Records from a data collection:
-*-*-
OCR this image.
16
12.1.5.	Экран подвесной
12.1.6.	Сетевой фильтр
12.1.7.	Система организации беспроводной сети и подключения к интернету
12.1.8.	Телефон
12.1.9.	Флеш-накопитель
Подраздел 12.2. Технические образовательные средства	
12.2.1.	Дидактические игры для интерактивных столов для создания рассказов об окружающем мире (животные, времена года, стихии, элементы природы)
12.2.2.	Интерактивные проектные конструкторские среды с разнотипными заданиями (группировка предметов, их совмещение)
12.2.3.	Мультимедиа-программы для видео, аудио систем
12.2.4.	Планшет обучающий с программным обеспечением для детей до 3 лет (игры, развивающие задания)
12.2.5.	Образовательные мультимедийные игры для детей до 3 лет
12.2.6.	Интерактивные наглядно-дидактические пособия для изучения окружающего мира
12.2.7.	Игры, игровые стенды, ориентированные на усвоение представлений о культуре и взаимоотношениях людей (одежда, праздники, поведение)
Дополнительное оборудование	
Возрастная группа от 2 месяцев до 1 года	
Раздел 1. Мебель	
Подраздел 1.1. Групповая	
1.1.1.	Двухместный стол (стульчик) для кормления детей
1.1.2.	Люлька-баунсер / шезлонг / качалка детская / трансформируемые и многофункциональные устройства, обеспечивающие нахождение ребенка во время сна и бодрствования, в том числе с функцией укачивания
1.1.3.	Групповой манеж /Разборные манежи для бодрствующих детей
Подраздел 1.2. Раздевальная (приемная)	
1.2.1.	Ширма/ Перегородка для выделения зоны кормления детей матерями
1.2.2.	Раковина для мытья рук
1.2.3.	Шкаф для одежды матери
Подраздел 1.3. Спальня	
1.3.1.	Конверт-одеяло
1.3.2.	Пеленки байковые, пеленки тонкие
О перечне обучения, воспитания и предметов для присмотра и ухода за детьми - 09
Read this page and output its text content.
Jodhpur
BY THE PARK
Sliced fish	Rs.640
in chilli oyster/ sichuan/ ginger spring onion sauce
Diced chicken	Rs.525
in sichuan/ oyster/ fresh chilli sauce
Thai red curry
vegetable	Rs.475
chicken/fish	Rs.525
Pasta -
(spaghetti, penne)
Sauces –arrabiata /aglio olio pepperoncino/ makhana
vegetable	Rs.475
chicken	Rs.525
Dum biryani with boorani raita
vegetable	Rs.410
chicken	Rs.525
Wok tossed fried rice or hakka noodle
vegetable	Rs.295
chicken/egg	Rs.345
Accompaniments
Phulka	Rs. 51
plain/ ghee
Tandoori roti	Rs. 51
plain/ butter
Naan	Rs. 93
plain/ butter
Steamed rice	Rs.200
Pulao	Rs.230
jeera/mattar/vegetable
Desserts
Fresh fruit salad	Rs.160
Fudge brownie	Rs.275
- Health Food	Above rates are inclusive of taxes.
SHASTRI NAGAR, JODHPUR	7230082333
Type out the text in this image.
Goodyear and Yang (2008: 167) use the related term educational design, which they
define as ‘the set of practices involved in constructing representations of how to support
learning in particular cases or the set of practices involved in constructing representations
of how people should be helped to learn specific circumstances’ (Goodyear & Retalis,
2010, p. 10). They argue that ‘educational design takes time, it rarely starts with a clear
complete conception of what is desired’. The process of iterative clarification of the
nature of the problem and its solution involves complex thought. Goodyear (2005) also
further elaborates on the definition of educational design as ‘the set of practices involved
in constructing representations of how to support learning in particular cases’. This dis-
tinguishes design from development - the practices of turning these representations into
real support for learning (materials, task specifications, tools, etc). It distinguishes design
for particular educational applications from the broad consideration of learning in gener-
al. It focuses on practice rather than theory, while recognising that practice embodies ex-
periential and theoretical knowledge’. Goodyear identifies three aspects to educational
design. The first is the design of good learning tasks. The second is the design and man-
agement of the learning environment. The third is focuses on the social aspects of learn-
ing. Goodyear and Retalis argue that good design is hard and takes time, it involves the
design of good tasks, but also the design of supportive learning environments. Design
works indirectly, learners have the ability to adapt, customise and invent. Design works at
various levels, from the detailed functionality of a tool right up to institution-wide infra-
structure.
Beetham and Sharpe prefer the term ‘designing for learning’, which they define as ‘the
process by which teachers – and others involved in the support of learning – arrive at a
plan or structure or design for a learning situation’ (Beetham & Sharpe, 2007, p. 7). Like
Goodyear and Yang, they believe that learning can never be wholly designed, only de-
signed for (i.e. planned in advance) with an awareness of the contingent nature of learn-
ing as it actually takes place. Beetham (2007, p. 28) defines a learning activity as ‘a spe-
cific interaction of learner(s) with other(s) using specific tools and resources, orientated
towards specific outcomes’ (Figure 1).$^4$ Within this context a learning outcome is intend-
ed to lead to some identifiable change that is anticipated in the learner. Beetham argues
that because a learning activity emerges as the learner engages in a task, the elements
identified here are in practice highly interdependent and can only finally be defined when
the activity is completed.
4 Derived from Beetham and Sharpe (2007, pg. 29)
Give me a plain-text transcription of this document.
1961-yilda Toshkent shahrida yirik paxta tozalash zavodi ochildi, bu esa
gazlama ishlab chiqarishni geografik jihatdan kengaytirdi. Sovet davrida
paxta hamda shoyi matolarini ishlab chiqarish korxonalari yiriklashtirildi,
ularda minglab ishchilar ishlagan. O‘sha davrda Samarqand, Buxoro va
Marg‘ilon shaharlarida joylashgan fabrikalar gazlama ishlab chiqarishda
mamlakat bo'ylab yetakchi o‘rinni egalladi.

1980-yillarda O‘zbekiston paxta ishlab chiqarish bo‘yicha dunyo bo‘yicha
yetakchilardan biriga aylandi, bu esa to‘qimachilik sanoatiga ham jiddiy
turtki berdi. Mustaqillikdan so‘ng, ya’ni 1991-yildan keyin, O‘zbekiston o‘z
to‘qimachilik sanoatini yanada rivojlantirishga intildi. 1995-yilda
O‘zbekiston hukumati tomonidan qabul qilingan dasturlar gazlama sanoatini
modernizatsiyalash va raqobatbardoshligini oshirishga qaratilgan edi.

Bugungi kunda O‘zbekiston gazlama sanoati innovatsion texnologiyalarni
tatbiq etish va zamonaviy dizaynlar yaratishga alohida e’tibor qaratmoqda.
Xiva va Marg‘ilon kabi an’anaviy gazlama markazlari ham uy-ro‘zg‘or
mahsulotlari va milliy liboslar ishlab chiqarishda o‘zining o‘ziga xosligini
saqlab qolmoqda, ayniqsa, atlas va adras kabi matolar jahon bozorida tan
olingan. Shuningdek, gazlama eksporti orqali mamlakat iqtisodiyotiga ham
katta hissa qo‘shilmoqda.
-*-*-
▶ **Task objective**
Return all lines with the word "qimachilik" in them.

▶ **Reply to the task**
yetakchilardan biriga aylandi, bu esa to‘qimachilik sanoatiga ham jiddiy
to‘qimachilik sanoatini yanada rivojlantirishga intildi. 1995-yilda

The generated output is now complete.